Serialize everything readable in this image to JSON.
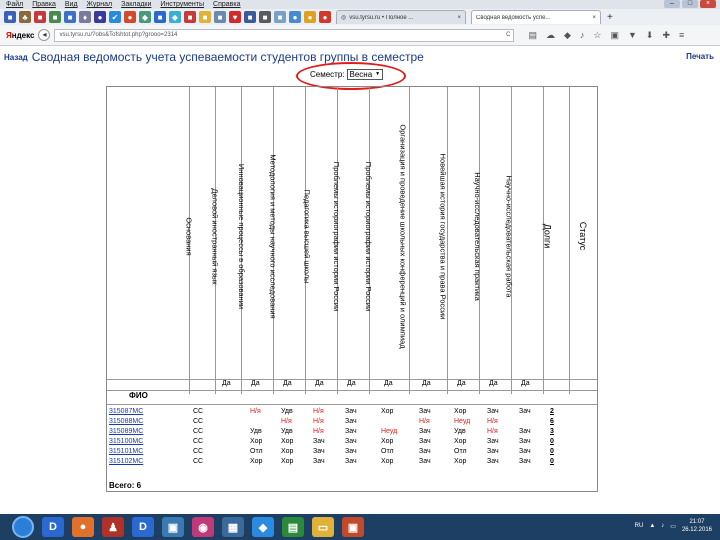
{
  "menu": [
    "Файл",
    "Правка",
    "Вид",
    "Журнал",
    "Закладки",
    "Инструменты",
    "Справка"
  ],
  "tabs": [
    {
      "title": "vsu.tyrsu.ru • Полное ..."
    },
    {
      "title": "Сводная ведомость успе..."
    }
  ],
  "browser": {
    "brand_ya": "Я",
    "brand_rest": "ндекс",
    "url": "vsu.tyrsu.ru/?obs&Tofshtot.php?grooo=2314",
    "refresh": "C"
  },
  "page": {
    "back": "Назад",
    "title": "Сводная ведомость учета успеваемости студентов группы в семестре",
    "print": "Печать"
  },
  "semester": {
    "label": "Семестр:",
    "value": "Весна"
  },
  "colors": {
    "accent": "#1a3a8a",
    "link": "#1a3aa8",
    "fail": "#e02020",
    "highlight": "#e01c1c",
    "taskbar": "#1e3f64"
  },
  "table": {
    "columns": [
      "Основания",
      "Деловой иностранный язык",
      "Инновационные процессы в образовании",
      "Методология и методы научного исследования",
      "Педагогика высшей школы",
      "Проблемы историографии истории России",
      "Проблемы историографии истории России",
      "Организация и проведение школьных конференций и олимпиад",
      "Новейшая история государства и права России",
      "Научно-исследовательская практика",
      "Научно-исследовательская работа",
      "Долги",
      "Статус"
    ],
    "da": [
      "Да",
      "Да",
      "Да",
      "Да",
      "Да",
      "Да",
      "Да",
      "Да",
      "Да",
      "Да"
    ],
    "fio_label": "ФИО",
    "rows": [
      {
        "name": "315087МС",
        "basis": "СС",
        "cells": [
          "",
          "Н/я",
          "Удв",
          "Н/я",
          "Зач",
          "Хор",
          "Зач",
          "Хор",
          "Зач",
          "Зач"
        ],
        "debts": "2"
      },
      {
        "name": "315088МС",
        "basis": "СС",
        "cells": [
          "",
          "",
          "Н/я",
          "Н/я",
          "Зач",
          "",
          "Н/я",
          "Неуд",
          "Н/я",
          ""
        ],
        "debts": "6"
      },
      {
        "name": "315089МС",
        "basis": "СС",
        "cells": [
          "",
          "Удв",
          "Удв",
          "Н/я",
          "Зач",
          "Неуд",
          "Зач",
          "Удв",
          "Н/я",
          "Зач"
        ],
        "debts": "3"
      },
      {
        "name": "315100МС",
        "basis": "СС",
        "cells": [
          "",
          "Хор",
          "Хор",
          "Зач",
          "Зач",
          "Хор",
          "Зач",
          "Хор",
          "Зач",
          "Зач"
        ],
        "debts": "0"
      },
      {
        "name": "315101МС",
        "basis": "СС",
        "cells": [
          "",
          "Отл",
          "Хор",
          "Зач",
          "Зач",
          "Отл",
          "Зач",
          "Отл",
          "Зач",
          "Зач"
        ],
        "debts": "0"
      },
      {
        "name": "315102МС",
        "basis": "СС",
        "cells": [
          "",
          "Хор",
          "Хор",
          "Зач",
          "Зач",
          "Хор",
          "Зач",
          "Хор",
          "Зач",
          "Зач"
        ],
        "debts": "0"
      }
    ],
    "total": "Всего: 6"
  },
  "tray": {
    "lang": "RU",
    "time": "21:07",
    "date": "26.12.2016"
  }
}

^^^^^^^^

- **Given request**
Read the data above and pull out each line that holds the string "title".

- **Result for this exercise**
      "title": "vsu.tyrsu.ru • Полное ..."
      "title": "Сводная ведомость успе..."
    "title": "Сводная ведомость учета успеваемости студентов группы в семестре",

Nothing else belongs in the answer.